Written instruction —
Copy every record below exactly.

The input —
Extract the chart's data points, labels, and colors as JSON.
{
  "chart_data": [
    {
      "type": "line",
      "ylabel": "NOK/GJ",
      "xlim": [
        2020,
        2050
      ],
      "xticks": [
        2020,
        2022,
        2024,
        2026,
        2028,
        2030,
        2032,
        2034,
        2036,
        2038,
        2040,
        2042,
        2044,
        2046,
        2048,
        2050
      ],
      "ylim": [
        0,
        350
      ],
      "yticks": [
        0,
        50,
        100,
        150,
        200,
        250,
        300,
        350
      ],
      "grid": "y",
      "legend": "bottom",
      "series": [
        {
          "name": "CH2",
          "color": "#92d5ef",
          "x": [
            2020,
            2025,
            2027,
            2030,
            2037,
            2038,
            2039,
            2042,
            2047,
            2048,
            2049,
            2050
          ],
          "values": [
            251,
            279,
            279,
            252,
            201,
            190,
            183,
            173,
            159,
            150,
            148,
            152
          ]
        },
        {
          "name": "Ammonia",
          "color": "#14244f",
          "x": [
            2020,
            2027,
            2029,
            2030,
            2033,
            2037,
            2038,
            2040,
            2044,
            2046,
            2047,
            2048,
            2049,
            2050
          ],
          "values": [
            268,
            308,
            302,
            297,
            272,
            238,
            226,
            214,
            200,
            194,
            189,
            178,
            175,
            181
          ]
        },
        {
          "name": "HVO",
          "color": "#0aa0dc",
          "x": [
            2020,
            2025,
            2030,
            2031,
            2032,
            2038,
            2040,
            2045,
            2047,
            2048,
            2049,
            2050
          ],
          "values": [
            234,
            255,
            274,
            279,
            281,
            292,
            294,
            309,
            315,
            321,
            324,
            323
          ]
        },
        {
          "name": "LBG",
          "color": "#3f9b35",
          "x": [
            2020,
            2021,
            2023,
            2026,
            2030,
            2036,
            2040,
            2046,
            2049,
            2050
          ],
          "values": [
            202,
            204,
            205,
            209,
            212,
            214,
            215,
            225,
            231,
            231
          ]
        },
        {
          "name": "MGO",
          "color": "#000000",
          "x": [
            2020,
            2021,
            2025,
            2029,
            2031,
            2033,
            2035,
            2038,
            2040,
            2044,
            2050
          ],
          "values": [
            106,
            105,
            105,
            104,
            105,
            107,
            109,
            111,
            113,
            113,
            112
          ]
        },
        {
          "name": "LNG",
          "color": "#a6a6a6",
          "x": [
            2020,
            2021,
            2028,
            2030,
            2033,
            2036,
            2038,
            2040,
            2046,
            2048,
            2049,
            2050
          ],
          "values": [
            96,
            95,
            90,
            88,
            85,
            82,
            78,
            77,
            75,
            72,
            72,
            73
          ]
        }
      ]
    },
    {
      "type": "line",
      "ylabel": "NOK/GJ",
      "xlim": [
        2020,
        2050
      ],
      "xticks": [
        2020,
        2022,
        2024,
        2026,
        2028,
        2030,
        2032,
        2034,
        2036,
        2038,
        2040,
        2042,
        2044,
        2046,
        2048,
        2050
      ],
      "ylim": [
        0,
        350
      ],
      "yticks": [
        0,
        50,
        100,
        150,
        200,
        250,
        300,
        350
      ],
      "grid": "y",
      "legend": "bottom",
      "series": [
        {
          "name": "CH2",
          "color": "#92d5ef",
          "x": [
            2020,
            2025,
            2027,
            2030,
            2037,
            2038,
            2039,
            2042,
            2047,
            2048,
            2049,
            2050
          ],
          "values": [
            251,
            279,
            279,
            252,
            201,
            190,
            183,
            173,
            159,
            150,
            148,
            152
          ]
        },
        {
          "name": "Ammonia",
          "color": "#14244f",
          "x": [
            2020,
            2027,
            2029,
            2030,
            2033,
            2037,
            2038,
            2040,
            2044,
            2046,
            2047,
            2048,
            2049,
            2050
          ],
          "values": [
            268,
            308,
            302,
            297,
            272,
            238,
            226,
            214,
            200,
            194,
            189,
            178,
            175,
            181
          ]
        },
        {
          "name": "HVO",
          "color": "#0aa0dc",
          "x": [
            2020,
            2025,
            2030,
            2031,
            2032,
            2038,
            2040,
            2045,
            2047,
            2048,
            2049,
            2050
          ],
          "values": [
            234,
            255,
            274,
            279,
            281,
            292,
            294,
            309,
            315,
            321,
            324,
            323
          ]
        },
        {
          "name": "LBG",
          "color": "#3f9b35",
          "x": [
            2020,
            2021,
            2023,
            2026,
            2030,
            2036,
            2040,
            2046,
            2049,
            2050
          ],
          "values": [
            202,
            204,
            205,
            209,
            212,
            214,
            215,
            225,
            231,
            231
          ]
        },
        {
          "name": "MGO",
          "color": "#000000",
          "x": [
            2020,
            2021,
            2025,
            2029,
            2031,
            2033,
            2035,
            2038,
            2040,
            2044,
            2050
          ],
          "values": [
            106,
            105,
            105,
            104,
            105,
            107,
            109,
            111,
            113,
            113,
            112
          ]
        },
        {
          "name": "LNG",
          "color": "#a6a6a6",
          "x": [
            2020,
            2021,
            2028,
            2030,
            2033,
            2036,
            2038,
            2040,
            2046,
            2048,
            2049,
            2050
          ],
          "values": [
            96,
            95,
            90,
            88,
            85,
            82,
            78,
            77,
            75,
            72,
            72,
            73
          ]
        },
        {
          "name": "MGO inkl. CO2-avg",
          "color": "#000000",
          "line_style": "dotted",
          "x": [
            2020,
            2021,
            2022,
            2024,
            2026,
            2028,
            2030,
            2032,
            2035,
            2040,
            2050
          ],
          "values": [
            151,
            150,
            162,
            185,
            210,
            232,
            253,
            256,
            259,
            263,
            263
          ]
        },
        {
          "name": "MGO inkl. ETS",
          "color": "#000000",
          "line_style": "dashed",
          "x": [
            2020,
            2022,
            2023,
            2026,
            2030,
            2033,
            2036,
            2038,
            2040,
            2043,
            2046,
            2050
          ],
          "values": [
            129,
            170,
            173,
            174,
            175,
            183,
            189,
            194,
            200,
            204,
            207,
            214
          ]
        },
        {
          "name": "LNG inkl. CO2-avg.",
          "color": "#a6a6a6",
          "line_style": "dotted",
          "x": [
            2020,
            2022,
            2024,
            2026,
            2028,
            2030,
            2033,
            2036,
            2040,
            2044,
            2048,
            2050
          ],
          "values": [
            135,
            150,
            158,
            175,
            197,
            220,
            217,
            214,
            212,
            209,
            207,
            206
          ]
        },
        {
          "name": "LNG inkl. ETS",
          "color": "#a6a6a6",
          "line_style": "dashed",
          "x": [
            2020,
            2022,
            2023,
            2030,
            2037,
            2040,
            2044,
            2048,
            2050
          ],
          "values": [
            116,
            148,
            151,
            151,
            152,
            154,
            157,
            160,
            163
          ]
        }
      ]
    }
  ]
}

Reply —
Extract the chart's data points, labels, and colors as JSON.
{
  "chart_data": [
    {
      "type": "line",
      "ylabel": "NOK/GJ",
      "xlim": [
        2020,
        2050
      ],
      "xticks": [
        2020,
        2022,
        2024,
        2026,
        2028,
        2030,
        2032,
        2034,
        2036,
        2038,
        2040,
        2042,
        2044,
        2046,
        2048,
        2050
      ],
      "ylim": [
        0,
        350
      ],
      "yticks": [
        0,
        50,
        100,
        150,
        200,
        250,
        300,
        350
      ],
      "grid": "y",
      "legend": "bottom",
      "series": [
        {
          "name": "CH2",
          "color": "#92d5ef",
          "x": [
            2020,
            2025,
            2027,
            2030,
            2037,
            2038,
            2039,
            2042,
            2047,
            2048,
            2049,
            2050
          ],
          "values": [
            251,
            279,
            279,
            252,
            201,
            190,
            183,
            173,
            159,
            150,
            148,
            152
          ]
        },
        {
          "name": "Ammonia",
          "color": "#14244f",
          "x": [
            2020,
            2027,
            2029,
            2030,
            2033,
            2037,
            2038,
            2040,
            2044,
            2046,
            2047,
            2048,
            2049,
            2050
          ],
          "values": [
            268,
            308,
            302,
            297,
            272,
            238,
            226,
            214,
            200,
            194,
            189,
            178,
            175,
            181
          ]
        },
        {
          "name": "HVO",
          "color": "#0aa0dc",
          "x": [
            2020,
            2025,
            2030,
            2031,
            2032,
            2038,
            2040,
            2045,
            2047,
            2048,
            2049,
            2050
          ],
          "values": [
            234,
            255,
            274,
            279,
            281,
            292,
            294,
            309,
            315,
            321,
            324,
            323
          ]
        },
        {
          "name": "LBG",
          "color": "#3f9b35",
          "x": [
            2020,
            2021,
            2023,
            2026,
            2030,
            2036,
            2040,
            2046,
            2049,
            2050
          ],
          "values": [
            202,
            204,
            205,
            209,
            212,
            214,
            215,
            225,
            231,
            231
          ]
        },
        {
          "name": "MGO",
          "color": "#000000",
          "x": [
            2020,
            2021,
            2025,
            2029,
            2031,
            2033,
            2035,
            2038,
            2040,
            2044,
            2050
          ],
          "values": [
            106,
            105,
            105,
            104,
            105,
            107,
            109,
            111,
            113,
            113,
            112
          ]
        },
        {
          "name": "LNG",
          "color": "#a6a6a6",
          "x": [
            2020,
            2021,
            2028,
            2030,
            2033,
            2036,
            2038,
            2040,
            2046,
            2048,
            2049,
            2050
          ],
          "values": [
            96,
            95,
            90,
            88,
            85,
            82,
            78,
            77,
            75,
            72,
            72,
            73
          ]
        }
      ]
    },
    {
      "type": "line",
      "ylabel": "NOK/GJ",
      "xlim": [
        2020,
        2050
      ],
      "xticks": [
        2020,
        2022,
        2024,
        2026,
        2028,
        2030,
        2032,
        2034,
        2036,
        2038,
        2040,
        2042,
        2044,
        2046,
        2048,
        2050
      ],
      "ylim": [
        0,
        350
      ],
      "yticks": [
        0,
        50,
        100,
        150,
        200,
        250,
        300,
        350
      ],
      "grid": "y",
      "legend": "bottom",
      "series": [
        {
          "name": "CH2",
          "color": "#92d5ef",
          "x": [
            2020,
            2025,
            2027,
            2030,
            2037,
            2038,
            2039,
            2042,
            2047,
            2048,
            2049,
            2050
          ],
          "values": [
            251,
            279,
            279,
            252,
            201,
            190,
            183,
            173,
            159,
            150,
            148,
            152
          ]
        },
        {
          "name": "Ammonia",
          "color": "#14244f",
          "x": [
            2020,
            2027,
            2029,
            2030,
            2033,
            2037,
            2038,
            2040,
            2044,
            2046,
            2047,
            2048,
            2049,
            2050
          ],
          "values": [
            268,
            308,
            302,
            297,
            272,
            238,
            226,
            214,
            200,
            194,
            189,
            178,
            175,
            181
          ]
        },
        {
          "name": "HVO",
          "color": "#0aa0dc",
          "x": [
            2020,
            2025,
            2030,
            2031,
            2032,
            2038,
            2040,
            2045,
            2047,
            2048,
            2049,
            2050
          ],
          "values": [
            234,
            255,
            274,
            279,
            281,
            292,
            294,
            309,
            315,
            321,
            324,
            323
          ]
        },
        {
          "name": "LBG",
          "color": "#3f9b35",
          "x": [
            2020,
            2021,
            2023,
            2026,
            2030,
            2036,
            2040,
            2046,
            2049,
            2050
          ],
          "values": [
            202,
            204,
            205,
            209,
            212,
            214,
            215,
            225,
            231,
            231
          ]
        },
        {
          "name": "MGO",
          "color": "#000000",
          "x": [
            2020,
            2021,
            2025,
            2029,
            2031,
            2033,
            2035,
            2038,
            2040,
            2044,
            2050
          ],
          "values": [
            106,
            105,
            105,
            104,
            105,
            107,
            109,
            111,
            113,
            113,
            112
          ]
        },
        {
          "name": "LNG",
          "color": "#a6a6a6",
          "x": [
            2020,
            2021,
            2028,
            2030,
            2033,
            2036,
            2038,
            2040,
            2046,
            2048,
            2049,
            2050
          ],
          "values": [
            96,
            95,
            90,
            88,
            85,
            82,
            78,
            77,
            75,
            72,
            72,
            73
          ]
        },
        {
          "name": "MGO inkl. CO2-avg",
          "color": "#000000",
          "line_style": "dotted",
          "x": [
            2020,
            2021,
            2022,
            2024,
            2026,
            2028,
            2030,
            2032,
            2035,
            2040,
            2050
          ],
          "values": [
            151,
            150,
            162,
            185,
            210,
            232,
            253,
            256,
            259,
            263,
            263
          ]
        },
        {
          "name": "MGO inkl. ETS",
          "color": "#000000",
          "line_style": "dashed",
          "x": [
            2020,
            2022,
            2023,
            2026,
            2030,
            2033,
            2036,
            2038,
            2040,
            2043,
            2046,
            2050
          ],
          "values": [
            129,
            170,
            173,
            174,
            175,
            183,
            189,
            194,
            200,
            204,
            207,
            214
          ]
        },
        {
          "name": "LNG inkl. CO2-avg.",
          "color": "#a6a6a6",
          "line_style": "dotted",
          "x": [
            2020,
            2022,
            2024,
            2026,
            2028,
            2030,
            2033,
            2036,
            2040,
            2044,
            2048,
            2050
          ],
          "values": [
            135,
            150,
            158,
            175,
            197,
            220,
            217,
            214,
            212,
            209,
            207,
            206
          ]
        },
        {
          "name": "LNG inkl. ETS",
          "color": "#a6a6a6",
          "line_style": "dashed",
          "x": [
            2020,
            2022,
            2023,
            2030,
            2037,
            2040,
            2044,
            2048,
            2050
          ],
          "values": [
            116,
            148,
            151,
            151,
            152,
            154,
            157,
            160,
            163
          ]
        }
      ]
    }
  ]
}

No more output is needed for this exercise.